» Task description: Find and return each line containing "with".

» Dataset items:
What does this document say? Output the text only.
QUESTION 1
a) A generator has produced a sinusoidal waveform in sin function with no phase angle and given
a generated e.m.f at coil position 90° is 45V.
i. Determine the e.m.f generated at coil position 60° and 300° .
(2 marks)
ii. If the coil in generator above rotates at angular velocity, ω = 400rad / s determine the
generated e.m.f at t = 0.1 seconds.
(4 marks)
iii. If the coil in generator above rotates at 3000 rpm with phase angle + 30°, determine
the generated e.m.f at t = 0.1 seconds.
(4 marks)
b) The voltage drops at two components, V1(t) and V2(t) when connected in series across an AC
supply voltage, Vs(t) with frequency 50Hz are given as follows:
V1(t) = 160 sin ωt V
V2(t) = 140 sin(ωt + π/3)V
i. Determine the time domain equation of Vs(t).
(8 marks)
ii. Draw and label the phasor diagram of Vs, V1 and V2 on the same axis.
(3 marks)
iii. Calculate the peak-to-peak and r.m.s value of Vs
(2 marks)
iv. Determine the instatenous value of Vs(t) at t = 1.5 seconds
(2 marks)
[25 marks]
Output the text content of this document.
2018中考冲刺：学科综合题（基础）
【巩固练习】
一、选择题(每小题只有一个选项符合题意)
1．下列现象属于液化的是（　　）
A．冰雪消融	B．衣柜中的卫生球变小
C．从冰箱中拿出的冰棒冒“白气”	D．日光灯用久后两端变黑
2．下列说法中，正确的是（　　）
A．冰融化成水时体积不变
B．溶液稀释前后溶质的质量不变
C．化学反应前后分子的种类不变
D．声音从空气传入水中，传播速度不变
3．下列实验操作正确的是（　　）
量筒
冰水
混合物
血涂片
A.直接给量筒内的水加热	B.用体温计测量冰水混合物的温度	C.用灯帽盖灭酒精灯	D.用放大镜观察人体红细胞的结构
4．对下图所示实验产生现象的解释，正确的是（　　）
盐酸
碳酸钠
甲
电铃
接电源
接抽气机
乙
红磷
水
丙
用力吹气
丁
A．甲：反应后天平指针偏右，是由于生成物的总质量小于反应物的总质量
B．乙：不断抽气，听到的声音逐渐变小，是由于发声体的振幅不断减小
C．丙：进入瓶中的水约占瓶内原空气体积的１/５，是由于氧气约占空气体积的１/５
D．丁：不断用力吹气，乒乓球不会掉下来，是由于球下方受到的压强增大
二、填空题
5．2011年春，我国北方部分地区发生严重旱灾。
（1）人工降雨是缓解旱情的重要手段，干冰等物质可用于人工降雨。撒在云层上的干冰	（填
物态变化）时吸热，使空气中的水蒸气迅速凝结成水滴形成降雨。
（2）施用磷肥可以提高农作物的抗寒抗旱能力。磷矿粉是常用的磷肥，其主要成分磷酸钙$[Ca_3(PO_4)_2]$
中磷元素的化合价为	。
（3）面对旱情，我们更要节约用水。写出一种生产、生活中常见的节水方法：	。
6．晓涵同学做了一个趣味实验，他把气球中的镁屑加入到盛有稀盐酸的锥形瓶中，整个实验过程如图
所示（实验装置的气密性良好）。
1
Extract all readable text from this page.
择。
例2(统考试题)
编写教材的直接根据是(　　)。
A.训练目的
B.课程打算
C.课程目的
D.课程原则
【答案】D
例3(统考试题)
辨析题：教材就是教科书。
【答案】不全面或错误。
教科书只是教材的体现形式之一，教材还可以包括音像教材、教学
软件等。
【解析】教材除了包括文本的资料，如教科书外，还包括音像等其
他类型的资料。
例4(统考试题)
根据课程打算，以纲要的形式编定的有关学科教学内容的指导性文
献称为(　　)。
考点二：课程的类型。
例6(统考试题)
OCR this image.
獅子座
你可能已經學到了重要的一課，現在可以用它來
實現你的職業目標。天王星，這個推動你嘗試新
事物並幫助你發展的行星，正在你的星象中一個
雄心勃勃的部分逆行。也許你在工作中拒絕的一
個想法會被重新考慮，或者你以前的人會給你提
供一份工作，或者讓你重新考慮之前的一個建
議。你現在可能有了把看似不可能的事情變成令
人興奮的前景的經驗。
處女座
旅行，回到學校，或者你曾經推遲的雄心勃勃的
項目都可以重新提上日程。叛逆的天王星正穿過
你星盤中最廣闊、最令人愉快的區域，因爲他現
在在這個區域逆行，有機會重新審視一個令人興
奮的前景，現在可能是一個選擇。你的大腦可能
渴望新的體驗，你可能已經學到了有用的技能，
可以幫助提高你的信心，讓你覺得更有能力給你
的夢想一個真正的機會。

» Response for this exercise:
a) A generator has produced a sinusoidal waveform in sin function with no phase angle and given
iii. If the coil in generator above rotates at 3000 rpm with phase angle + 30°, determine
supply voltage, Vs(t) with frequency 50Hz are given as follows:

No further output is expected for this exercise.